Data records:
● ● ● ● ● ● ●

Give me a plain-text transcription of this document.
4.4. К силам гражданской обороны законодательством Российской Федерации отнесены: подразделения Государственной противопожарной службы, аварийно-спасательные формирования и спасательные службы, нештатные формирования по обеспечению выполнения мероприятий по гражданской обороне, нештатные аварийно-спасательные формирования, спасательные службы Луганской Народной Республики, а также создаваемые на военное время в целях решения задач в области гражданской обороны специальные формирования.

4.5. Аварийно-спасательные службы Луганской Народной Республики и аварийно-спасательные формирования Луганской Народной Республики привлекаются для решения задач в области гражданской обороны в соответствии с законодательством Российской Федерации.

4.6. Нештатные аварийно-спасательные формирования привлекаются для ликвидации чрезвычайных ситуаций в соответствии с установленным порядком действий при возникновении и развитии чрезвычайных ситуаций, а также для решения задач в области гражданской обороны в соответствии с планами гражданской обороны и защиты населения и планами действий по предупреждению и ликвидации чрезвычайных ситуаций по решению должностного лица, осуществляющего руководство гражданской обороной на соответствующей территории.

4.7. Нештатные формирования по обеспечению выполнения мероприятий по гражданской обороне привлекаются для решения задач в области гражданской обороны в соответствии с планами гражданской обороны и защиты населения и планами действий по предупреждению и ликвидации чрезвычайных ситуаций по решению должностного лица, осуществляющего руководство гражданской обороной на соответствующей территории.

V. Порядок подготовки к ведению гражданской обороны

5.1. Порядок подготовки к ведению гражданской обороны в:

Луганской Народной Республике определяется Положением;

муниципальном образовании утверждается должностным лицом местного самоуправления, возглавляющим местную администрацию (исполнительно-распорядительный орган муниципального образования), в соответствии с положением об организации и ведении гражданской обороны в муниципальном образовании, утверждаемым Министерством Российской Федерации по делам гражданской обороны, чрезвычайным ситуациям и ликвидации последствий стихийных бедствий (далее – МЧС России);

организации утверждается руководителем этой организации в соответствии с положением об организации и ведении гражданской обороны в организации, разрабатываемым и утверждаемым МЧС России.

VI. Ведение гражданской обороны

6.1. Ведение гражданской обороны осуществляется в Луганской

● ● ● ● ● ● ●

To be done :: Quote each line of the listing above exactly.

Solution below ::
Give me a plain-text transcription of this document.
4.4. К силам гражданской обороны законодательством Российской Федерации отнесены: подразделения Государственной противопожарной службы, аварийно-спасательные формирования и спасательные службы, нештатные формирования по обеспечению выполнения мероприятий по гражданской обороне, нештатные аварийно-спасательные формирования, спасательные службы Луганской Народной Республики, а также создаваемые на военное время в целях решения задач в области гражданской обороны специальные формирования.

4.5. Аварийно-спасательные службы Луганской Народной Республики и аварийно-спасательные формирования Луганской Народной Республики привлекаются для решения задач в области гражданской обороны в соответствии с законодательством Российской Федерации.

4.6. Нештатные аварийно-спасательные формирования привлекаются для ликвидации чрезвычайных ситуаций в соответствии с установленным порядком действий при возникновении и развитии чрезвычайных ситуаций, а также для решения задач в области гражданской обороны в соответствии с планами гражданской обороны и защиты населения и планами действий по предупреждению и ликвидации чрезвычайных ситуаций по решению должностного лица, осуществляющего руководство гражданской обороной на соответствующей территории.

4.7. Нештатные формирования по обеспечению выполнения мероприятий по гражданской обороне привлекаются для решения задач в области гражданской обороны в соответствии с планами гражданской обороны и защиты населения и планами действий по предупреждению и ликвидации чрезвычайных ситуаций по решению должностного лица, осуществляющего руководство гражданской обороной на соответствующей территории.

V. Порядок подготовки к ведению гражданской обороны

5.1. Порядок подготовки к ведению гражданской обороны в:

Луганской Народной Республике определяется Положением;

муниципальном образовании утверждается должностным лицом местного самоуправления, возглавляющим местную администрацию (исполнительно-распорядительный орган муниципального образования), в соответствии с положением об организации и ведении гражданской обороны в муниципальном образовании, утверждаемым Министерством Российской Федерации по делам гражданской обороны, чрезвычайным ситуациям и ликвидации последствий стихийных бедствий (далее – МЧС России);

организации утверждается руководителем этой организации в соответствии с положением об организации и ведении гражданской обороны в организации, разрабатываемым и утверждаемым МЧС России.

VI. Ведение гражданской обороны

6.1. Ведение гражданской обороны осуществляется в Луганской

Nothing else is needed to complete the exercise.